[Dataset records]
# # # #
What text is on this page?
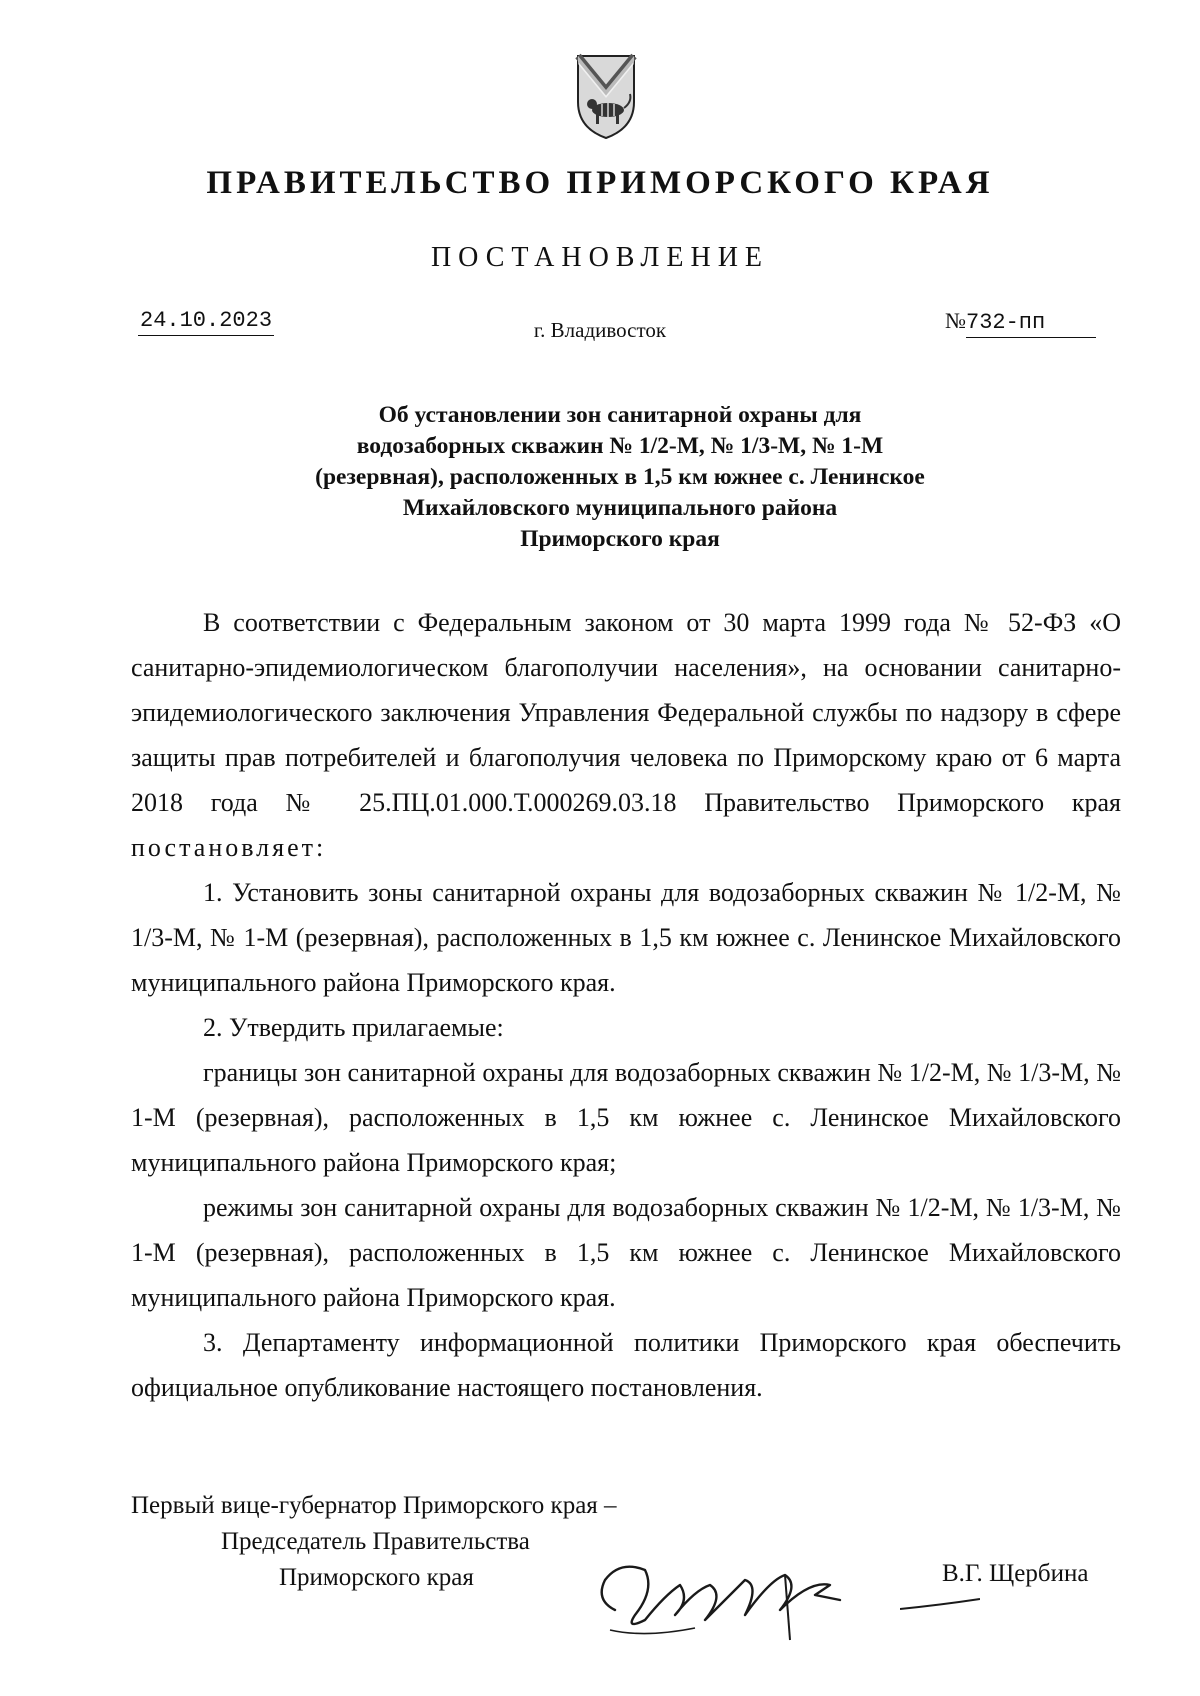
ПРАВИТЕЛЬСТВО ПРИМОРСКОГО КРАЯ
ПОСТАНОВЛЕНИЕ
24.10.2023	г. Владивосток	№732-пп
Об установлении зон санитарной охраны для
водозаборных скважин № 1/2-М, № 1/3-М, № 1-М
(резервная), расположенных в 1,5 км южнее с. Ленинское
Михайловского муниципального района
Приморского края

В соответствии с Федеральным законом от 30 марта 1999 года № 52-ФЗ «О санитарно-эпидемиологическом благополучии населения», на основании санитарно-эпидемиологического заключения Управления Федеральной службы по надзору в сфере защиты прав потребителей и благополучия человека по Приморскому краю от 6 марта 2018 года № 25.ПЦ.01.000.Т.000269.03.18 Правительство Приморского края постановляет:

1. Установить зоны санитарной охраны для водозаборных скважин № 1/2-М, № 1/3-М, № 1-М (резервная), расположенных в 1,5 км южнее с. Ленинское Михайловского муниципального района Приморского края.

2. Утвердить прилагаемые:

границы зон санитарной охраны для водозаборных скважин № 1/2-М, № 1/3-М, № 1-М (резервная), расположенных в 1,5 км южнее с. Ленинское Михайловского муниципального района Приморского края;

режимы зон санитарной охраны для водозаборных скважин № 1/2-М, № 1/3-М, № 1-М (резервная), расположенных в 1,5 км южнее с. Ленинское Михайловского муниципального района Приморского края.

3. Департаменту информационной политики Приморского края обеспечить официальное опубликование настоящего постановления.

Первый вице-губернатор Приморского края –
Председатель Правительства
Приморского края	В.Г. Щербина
# # # #
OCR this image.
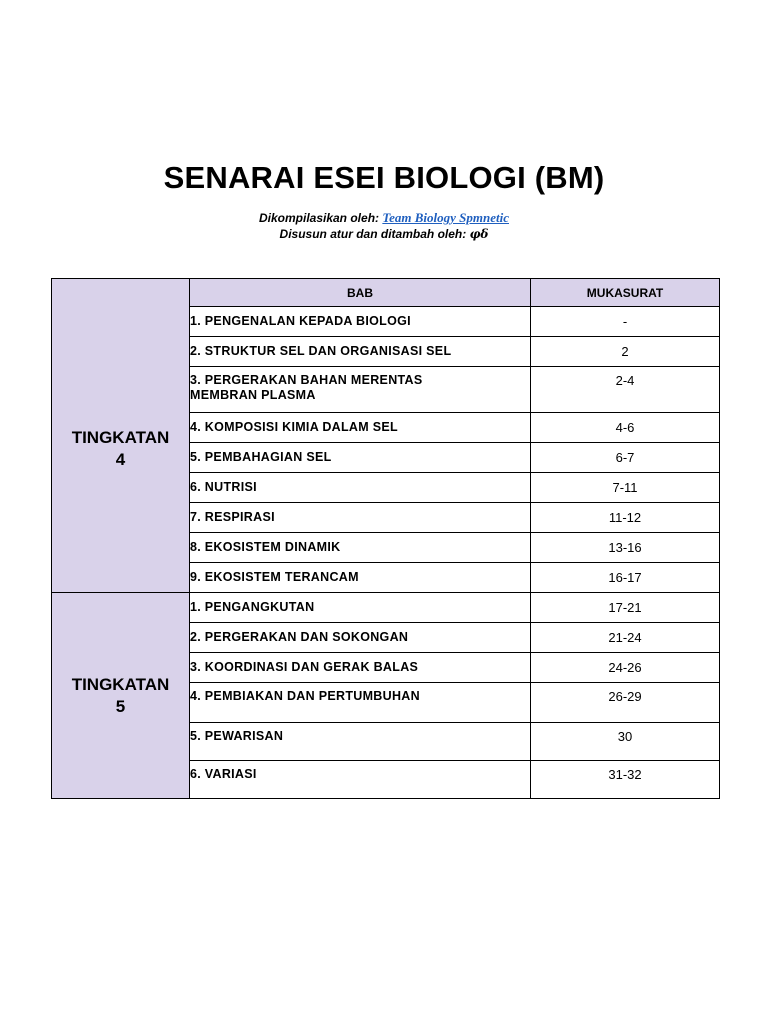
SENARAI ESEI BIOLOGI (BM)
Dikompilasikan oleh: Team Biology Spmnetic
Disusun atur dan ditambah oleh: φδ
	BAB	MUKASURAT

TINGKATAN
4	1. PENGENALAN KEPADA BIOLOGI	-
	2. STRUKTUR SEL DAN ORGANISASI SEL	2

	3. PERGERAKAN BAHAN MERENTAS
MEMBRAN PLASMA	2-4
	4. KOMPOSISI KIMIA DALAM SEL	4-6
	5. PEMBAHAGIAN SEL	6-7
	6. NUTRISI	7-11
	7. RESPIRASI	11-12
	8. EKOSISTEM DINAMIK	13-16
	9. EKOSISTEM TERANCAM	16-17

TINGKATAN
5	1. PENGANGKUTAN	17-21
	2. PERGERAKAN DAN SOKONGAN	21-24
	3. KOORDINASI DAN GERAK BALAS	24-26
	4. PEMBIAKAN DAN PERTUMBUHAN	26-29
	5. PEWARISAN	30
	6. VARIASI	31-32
# # # #
THE PROBLEM — Which lines contain the word "водозаборных"? Copy each one.

WRITTEN ANSWER —
водозаборных скважин № 1/2-М, № 1/3-М, № 1-М
1. Установить зоны санитарной охраны для водозаборных скважин № 1/2-М, № 1/3-М, № 1-М (резервная), расположенных в 1,5 км южнее с. Ленинское Михайловского муниципального района Приморского края.
границы зон санитарной охраны для водозаборных скважин № 1/2-М, № 1/3-М, № 1-М (резервная), расположенных в 1,5 км южнее с. Ленинское Михайловского муниципального района Приморского края;
режимы зон санитарной охраны для водозаборных скважин № 1/2-М, № 1/3-М, № 1-М (резервная), расположенных в 1,5 км южнее с. Ленинское Михайловского муниципального района Приморского края.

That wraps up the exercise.